▸ **Instructions for the task**
Scan the listing below and copy every line holding "title".

(Stored records)
'''

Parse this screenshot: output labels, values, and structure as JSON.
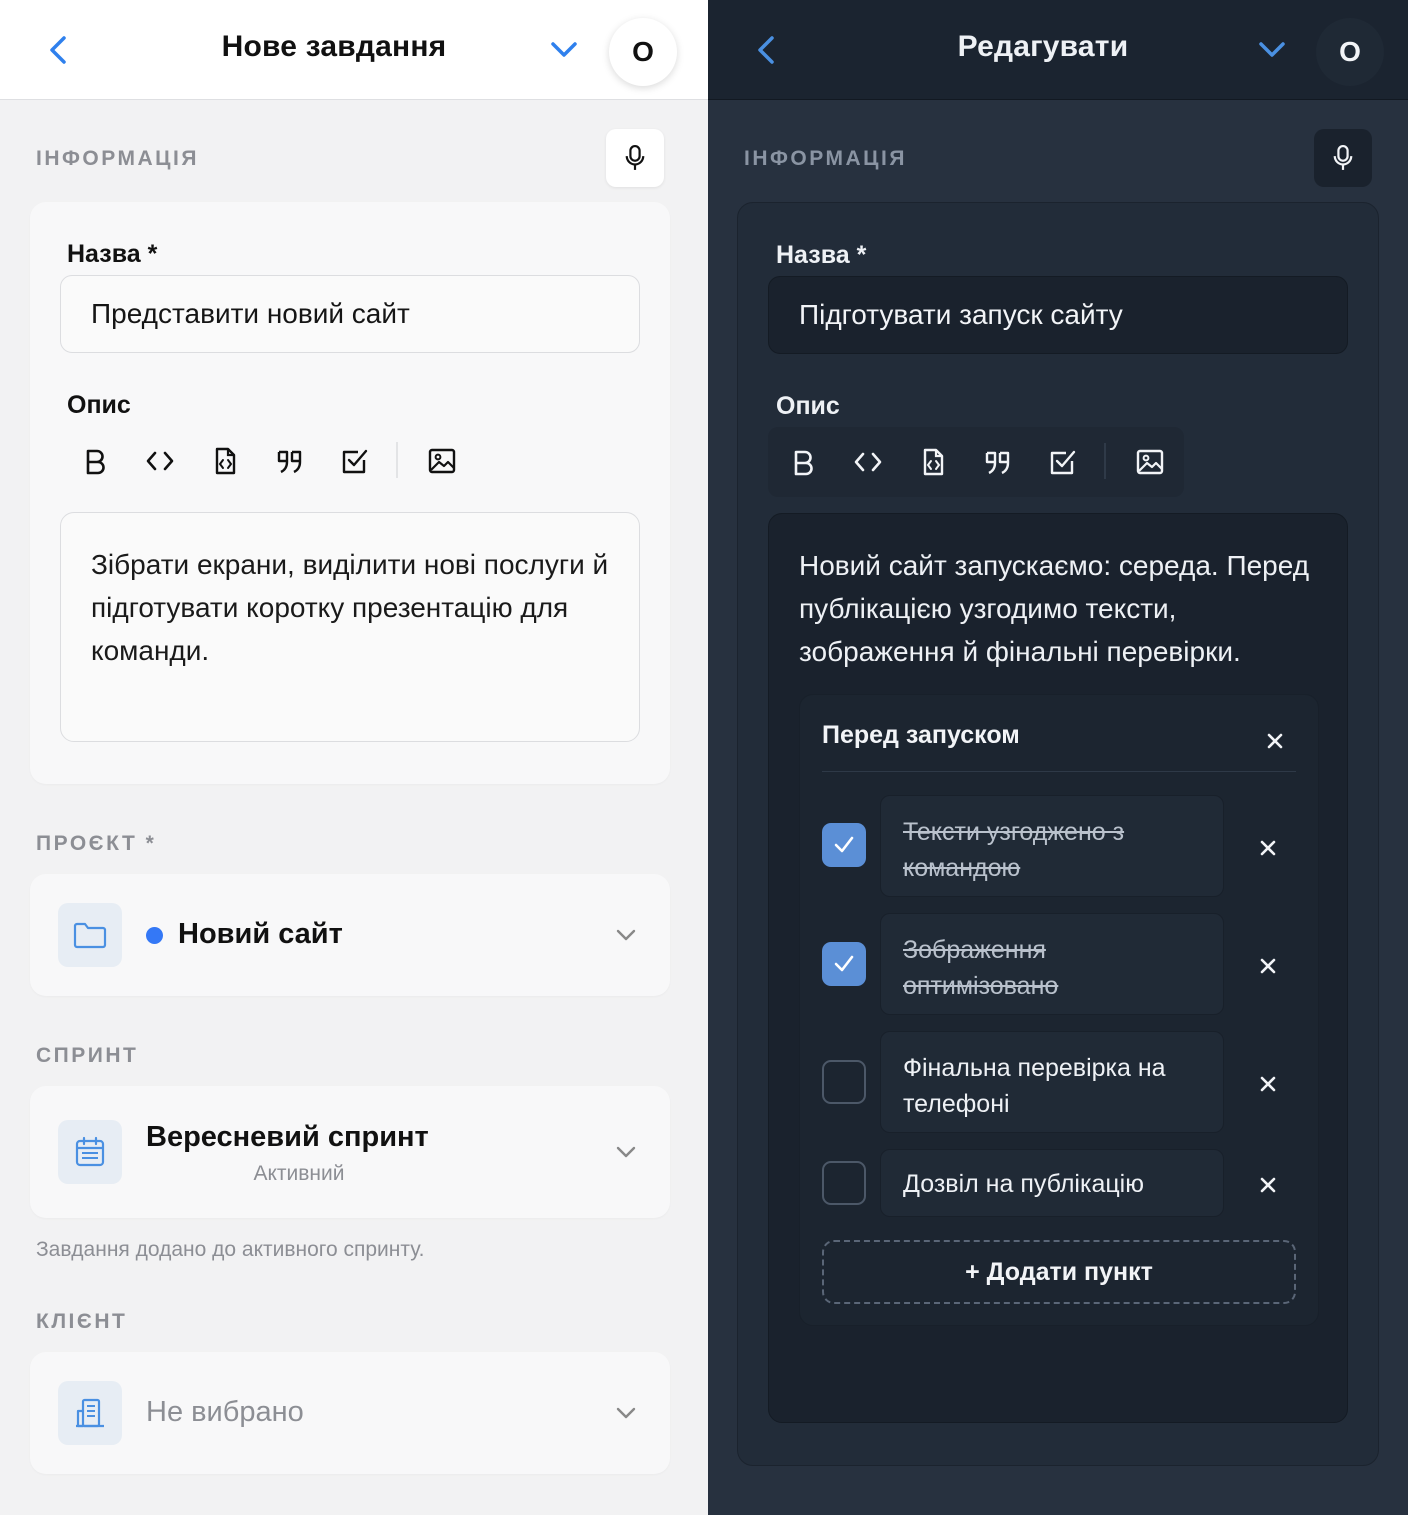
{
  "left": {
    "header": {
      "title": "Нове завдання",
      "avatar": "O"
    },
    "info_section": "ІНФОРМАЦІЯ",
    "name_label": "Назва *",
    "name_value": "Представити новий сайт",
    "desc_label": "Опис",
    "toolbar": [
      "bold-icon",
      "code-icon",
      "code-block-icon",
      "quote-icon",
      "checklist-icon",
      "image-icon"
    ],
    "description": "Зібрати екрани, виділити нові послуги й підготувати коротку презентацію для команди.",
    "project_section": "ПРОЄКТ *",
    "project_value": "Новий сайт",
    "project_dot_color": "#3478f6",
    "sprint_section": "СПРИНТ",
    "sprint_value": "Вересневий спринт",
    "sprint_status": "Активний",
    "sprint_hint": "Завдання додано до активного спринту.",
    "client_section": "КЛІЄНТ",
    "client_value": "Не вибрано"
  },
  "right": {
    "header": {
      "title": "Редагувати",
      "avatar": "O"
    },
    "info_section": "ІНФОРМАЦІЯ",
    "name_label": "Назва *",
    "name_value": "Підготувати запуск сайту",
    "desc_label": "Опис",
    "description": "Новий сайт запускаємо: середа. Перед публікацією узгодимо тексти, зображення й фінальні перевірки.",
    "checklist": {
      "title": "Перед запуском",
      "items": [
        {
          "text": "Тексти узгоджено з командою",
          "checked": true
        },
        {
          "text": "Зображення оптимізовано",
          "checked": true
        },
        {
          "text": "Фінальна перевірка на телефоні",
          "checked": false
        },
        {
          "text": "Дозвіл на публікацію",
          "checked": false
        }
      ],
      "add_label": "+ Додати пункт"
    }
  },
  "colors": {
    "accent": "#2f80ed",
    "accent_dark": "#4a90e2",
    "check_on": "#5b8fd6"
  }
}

'''
'''

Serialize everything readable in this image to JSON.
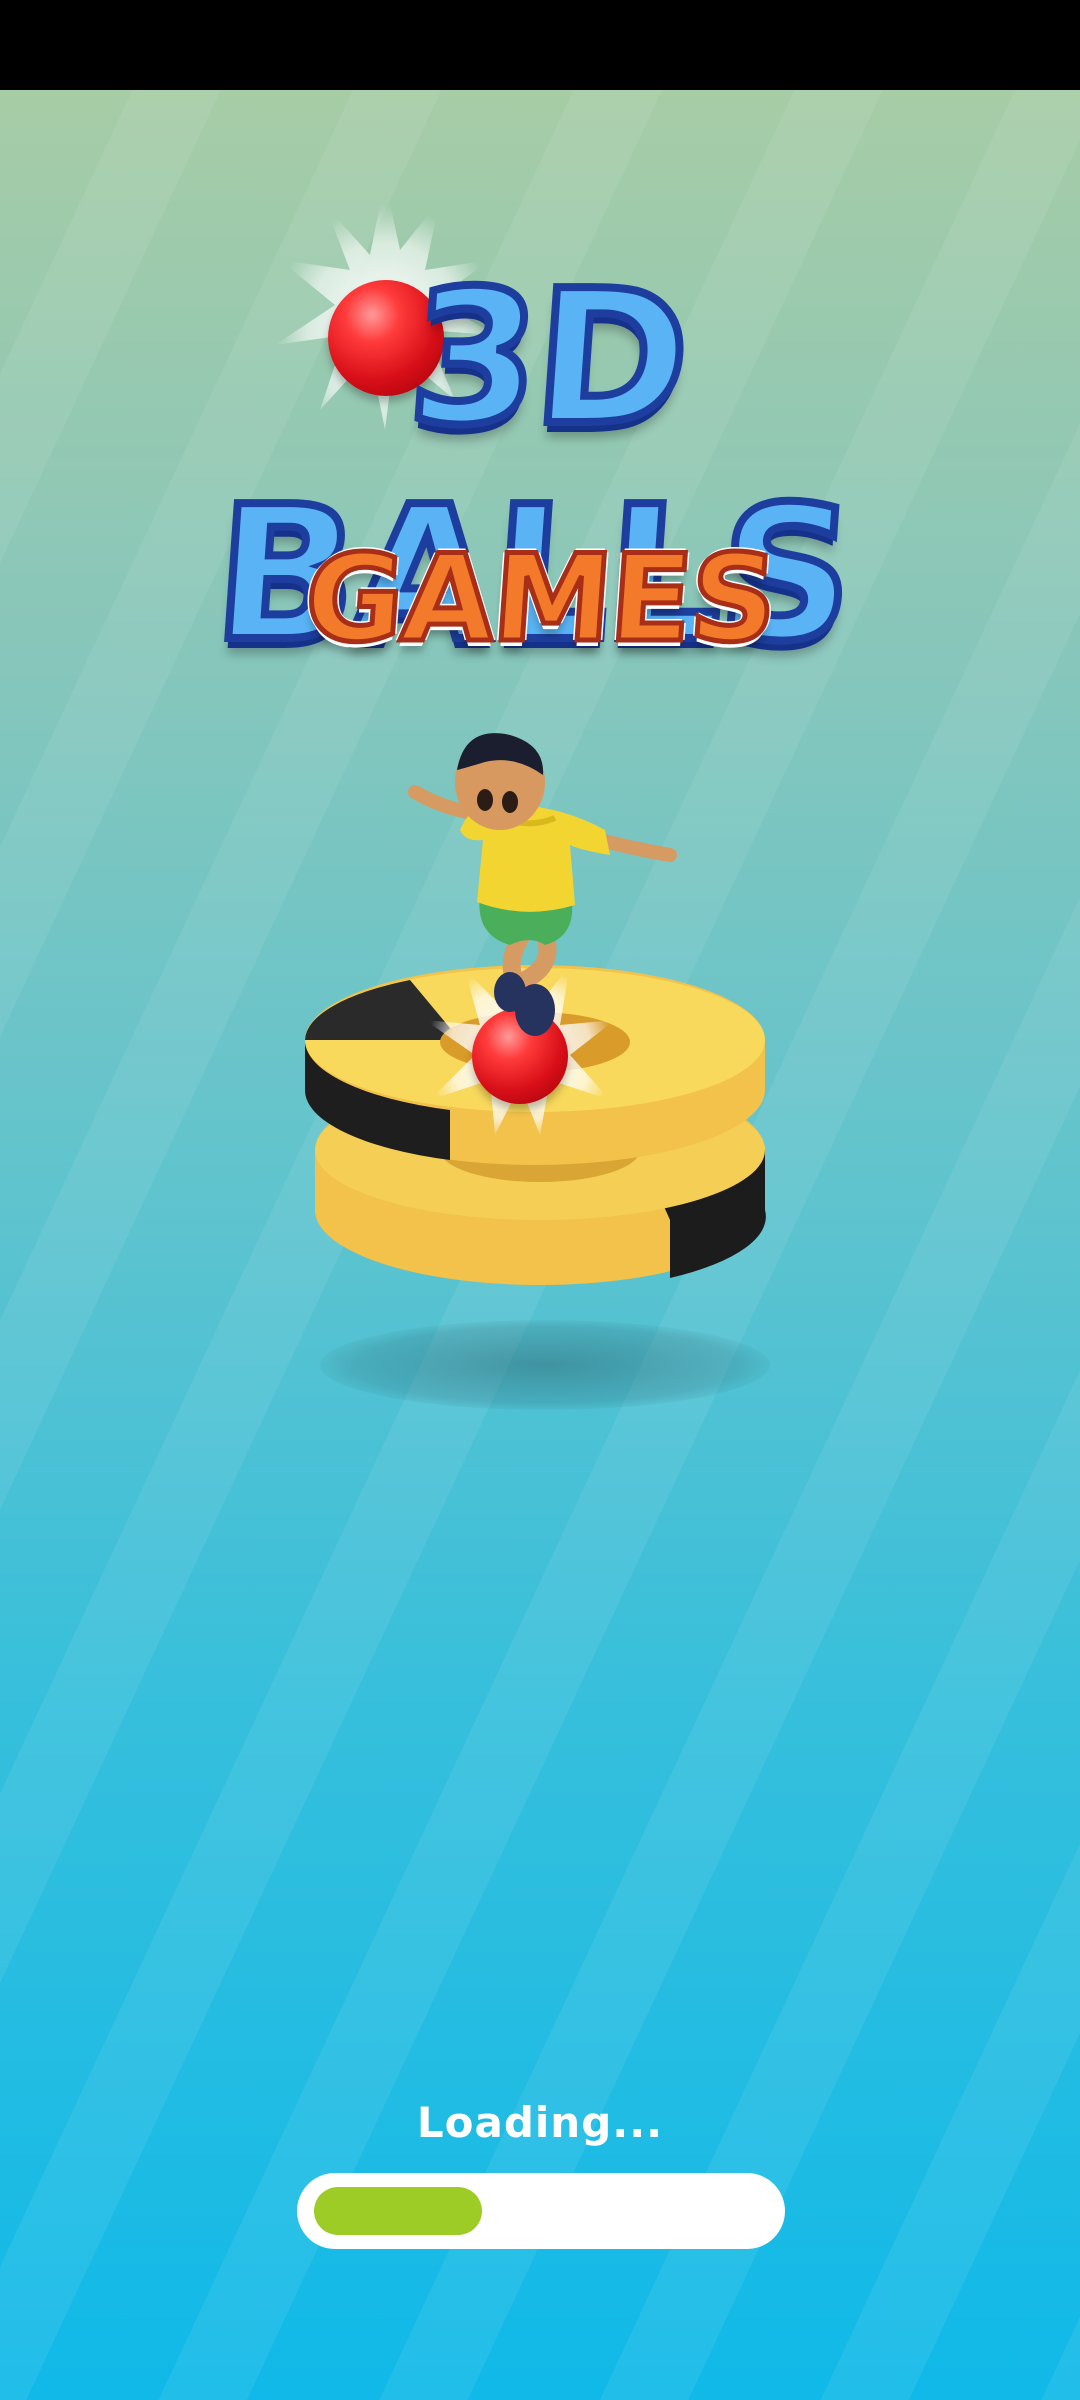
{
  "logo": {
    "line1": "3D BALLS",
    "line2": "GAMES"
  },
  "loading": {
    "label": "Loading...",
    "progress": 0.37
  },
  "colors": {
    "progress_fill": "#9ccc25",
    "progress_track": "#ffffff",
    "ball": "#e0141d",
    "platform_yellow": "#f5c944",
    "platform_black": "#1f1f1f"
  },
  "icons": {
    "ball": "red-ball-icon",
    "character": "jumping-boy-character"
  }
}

'''

▸ **Answer to this problem**
      "title": "Нове завдання",
      "title": "Редагувати",
      "title": "Перед запуском",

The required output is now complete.